Count the lines in the records that contain the word "Padrão", treating case as significant, and give only that number.

## START DATA SUPPLIED

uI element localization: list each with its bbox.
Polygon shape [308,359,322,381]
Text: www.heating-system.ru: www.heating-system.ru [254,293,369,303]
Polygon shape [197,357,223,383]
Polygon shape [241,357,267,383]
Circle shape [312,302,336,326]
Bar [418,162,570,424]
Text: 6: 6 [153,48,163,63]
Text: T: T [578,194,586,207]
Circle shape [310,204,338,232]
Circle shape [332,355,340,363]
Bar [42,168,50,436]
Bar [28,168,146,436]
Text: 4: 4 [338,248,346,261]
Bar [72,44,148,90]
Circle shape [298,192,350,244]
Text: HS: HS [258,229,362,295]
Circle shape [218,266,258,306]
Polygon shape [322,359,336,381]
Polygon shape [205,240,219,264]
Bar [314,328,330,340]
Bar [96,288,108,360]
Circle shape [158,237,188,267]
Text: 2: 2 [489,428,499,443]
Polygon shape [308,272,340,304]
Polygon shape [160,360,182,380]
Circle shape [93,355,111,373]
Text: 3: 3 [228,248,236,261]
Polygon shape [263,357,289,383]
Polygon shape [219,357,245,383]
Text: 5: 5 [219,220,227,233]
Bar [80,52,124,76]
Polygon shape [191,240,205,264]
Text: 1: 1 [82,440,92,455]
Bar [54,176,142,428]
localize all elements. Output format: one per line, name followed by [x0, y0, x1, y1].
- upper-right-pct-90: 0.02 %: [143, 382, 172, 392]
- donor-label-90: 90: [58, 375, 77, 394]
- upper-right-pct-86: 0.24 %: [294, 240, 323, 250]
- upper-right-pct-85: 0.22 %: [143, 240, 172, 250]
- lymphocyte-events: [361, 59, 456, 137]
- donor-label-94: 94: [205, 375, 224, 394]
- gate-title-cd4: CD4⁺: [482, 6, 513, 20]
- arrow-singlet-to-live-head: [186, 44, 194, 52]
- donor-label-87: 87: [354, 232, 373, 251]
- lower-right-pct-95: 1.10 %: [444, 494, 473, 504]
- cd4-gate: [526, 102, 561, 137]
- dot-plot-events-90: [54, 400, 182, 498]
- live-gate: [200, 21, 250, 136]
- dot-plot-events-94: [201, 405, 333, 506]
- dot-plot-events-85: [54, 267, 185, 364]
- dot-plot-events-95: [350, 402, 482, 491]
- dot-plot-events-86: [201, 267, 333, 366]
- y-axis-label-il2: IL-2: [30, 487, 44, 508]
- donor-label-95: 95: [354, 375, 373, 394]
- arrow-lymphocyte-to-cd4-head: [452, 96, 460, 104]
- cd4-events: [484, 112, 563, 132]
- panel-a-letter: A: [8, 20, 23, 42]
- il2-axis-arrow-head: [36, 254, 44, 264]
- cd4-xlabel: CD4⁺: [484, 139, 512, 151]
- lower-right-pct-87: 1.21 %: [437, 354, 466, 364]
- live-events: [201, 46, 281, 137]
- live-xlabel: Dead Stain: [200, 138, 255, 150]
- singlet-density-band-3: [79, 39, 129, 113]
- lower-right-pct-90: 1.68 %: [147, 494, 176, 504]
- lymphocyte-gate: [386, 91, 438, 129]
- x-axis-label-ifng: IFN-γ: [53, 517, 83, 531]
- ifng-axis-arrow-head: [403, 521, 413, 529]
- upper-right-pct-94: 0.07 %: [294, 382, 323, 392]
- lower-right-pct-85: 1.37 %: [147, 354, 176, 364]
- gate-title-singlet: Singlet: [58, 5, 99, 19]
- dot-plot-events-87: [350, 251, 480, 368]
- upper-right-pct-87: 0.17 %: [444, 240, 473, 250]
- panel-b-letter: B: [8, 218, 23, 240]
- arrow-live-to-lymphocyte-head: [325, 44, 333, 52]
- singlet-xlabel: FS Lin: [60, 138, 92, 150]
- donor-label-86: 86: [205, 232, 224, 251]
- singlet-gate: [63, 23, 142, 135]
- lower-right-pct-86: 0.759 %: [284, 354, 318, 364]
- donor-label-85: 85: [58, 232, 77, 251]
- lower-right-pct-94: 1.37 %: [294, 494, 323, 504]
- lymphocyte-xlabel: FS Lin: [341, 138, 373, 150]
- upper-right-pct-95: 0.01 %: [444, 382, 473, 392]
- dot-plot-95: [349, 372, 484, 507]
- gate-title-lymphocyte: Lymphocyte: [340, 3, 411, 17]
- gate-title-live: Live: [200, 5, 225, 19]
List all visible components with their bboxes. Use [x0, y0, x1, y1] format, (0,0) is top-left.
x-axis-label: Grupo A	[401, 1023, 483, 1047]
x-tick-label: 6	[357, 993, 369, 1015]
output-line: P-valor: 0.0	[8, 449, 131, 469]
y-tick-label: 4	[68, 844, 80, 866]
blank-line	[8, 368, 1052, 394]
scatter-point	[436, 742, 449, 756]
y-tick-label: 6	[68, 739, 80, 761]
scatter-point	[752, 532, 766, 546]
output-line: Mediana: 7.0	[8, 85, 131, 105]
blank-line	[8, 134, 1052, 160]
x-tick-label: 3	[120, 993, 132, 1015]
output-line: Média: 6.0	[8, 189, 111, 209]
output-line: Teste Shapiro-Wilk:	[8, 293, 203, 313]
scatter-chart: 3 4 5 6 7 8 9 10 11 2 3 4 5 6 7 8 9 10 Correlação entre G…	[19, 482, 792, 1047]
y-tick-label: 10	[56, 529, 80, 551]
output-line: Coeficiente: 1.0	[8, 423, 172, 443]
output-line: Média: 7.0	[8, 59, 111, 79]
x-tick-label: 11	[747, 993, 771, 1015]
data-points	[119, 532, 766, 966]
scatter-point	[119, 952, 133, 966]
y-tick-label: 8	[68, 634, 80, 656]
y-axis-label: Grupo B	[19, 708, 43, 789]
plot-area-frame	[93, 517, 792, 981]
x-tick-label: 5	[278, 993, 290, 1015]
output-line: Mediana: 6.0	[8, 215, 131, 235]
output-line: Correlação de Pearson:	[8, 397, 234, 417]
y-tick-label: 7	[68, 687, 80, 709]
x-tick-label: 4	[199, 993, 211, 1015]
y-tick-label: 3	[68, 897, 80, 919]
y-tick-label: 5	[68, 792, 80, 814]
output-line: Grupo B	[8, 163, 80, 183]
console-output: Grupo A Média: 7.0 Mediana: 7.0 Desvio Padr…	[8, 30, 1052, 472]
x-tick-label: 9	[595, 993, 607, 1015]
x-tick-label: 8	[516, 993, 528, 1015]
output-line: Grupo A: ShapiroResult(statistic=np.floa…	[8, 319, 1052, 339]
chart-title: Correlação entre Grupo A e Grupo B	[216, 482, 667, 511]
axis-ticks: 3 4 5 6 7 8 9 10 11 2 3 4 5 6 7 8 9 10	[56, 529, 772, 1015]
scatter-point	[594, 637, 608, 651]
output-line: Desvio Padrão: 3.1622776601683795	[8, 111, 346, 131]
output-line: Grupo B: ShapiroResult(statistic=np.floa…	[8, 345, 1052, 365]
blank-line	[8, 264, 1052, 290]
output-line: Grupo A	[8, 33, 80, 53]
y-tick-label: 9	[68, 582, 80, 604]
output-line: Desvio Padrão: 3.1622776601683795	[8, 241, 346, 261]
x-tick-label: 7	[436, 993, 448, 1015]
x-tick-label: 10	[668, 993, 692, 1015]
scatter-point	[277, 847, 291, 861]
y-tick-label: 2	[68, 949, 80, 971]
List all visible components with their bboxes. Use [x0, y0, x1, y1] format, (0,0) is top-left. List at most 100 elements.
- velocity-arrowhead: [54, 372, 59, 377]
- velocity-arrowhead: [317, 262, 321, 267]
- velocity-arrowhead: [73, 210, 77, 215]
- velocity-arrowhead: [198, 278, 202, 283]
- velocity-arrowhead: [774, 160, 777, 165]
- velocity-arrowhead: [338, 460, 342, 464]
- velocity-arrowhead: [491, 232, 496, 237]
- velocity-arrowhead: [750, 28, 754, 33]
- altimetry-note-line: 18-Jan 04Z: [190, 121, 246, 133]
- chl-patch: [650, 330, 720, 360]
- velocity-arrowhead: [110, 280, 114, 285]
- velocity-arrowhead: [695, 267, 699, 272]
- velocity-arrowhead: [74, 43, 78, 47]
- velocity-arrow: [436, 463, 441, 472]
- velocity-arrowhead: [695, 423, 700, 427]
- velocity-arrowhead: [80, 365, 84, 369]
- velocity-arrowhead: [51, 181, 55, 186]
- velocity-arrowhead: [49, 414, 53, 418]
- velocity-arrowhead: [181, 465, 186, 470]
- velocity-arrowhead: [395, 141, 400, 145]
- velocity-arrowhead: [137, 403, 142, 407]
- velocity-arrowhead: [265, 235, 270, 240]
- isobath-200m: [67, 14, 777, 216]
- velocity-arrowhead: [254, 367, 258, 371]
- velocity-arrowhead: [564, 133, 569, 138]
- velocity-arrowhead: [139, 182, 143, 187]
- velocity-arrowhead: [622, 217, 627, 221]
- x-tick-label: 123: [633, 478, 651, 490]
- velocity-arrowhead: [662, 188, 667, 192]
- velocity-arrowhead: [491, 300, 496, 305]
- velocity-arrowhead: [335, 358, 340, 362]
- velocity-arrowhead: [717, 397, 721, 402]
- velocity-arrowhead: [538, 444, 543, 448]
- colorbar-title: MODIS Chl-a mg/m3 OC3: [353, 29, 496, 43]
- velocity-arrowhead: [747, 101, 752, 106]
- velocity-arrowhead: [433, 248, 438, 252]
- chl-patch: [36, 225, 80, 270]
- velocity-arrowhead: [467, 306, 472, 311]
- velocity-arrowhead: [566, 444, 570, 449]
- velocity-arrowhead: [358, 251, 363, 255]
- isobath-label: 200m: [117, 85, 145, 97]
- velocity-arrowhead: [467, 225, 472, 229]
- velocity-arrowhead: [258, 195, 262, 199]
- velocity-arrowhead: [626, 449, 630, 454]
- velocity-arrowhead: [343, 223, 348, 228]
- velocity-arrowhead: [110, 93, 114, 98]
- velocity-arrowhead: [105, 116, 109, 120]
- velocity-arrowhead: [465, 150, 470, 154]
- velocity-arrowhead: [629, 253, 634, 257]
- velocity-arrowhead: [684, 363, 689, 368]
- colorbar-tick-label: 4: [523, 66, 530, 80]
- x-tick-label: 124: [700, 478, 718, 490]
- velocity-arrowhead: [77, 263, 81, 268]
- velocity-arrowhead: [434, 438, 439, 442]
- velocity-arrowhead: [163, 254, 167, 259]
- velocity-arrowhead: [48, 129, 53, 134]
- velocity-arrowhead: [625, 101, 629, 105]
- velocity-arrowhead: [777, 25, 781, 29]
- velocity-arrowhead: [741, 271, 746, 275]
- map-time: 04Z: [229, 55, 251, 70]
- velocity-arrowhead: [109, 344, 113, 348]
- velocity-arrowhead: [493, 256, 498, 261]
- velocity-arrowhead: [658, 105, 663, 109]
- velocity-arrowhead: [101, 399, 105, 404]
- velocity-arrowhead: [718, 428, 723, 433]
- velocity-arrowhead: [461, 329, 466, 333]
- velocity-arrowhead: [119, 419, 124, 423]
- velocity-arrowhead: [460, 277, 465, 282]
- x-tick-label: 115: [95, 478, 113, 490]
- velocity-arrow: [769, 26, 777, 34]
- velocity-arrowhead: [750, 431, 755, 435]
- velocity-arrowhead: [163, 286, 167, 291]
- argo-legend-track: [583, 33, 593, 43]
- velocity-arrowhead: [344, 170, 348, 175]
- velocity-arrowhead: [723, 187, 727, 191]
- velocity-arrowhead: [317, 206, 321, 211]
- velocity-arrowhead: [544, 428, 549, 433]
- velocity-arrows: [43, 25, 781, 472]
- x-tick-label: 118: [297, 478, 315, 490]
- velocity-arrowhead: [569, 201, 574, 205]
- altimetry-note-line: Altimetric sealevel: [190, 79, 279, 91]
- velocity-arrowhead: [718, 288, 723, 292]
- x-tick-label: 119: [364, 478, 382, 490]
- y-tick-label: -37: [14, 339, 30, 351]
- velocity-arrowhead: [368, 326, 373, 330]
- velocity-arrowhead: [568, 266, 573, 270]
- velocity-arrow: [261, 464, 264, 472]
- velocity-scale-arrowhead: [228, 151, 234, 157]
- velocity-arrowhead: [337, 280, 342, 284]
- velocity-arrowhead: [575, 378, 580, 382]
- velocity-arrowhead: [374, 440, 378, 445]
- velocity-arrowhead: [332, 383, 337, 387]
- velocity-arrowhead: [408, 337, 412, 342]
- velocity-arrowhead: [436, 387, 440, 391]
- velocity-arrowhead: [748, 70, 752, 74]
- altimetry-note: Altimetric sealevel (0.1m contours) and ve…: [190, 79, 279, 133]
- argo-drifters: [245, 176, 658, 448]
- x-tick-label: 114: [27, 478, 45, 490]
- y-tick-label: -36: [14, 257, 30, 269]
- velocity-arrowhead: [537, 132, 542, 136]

## END DATA SUPPLIED

> COMPLETED TASK: 2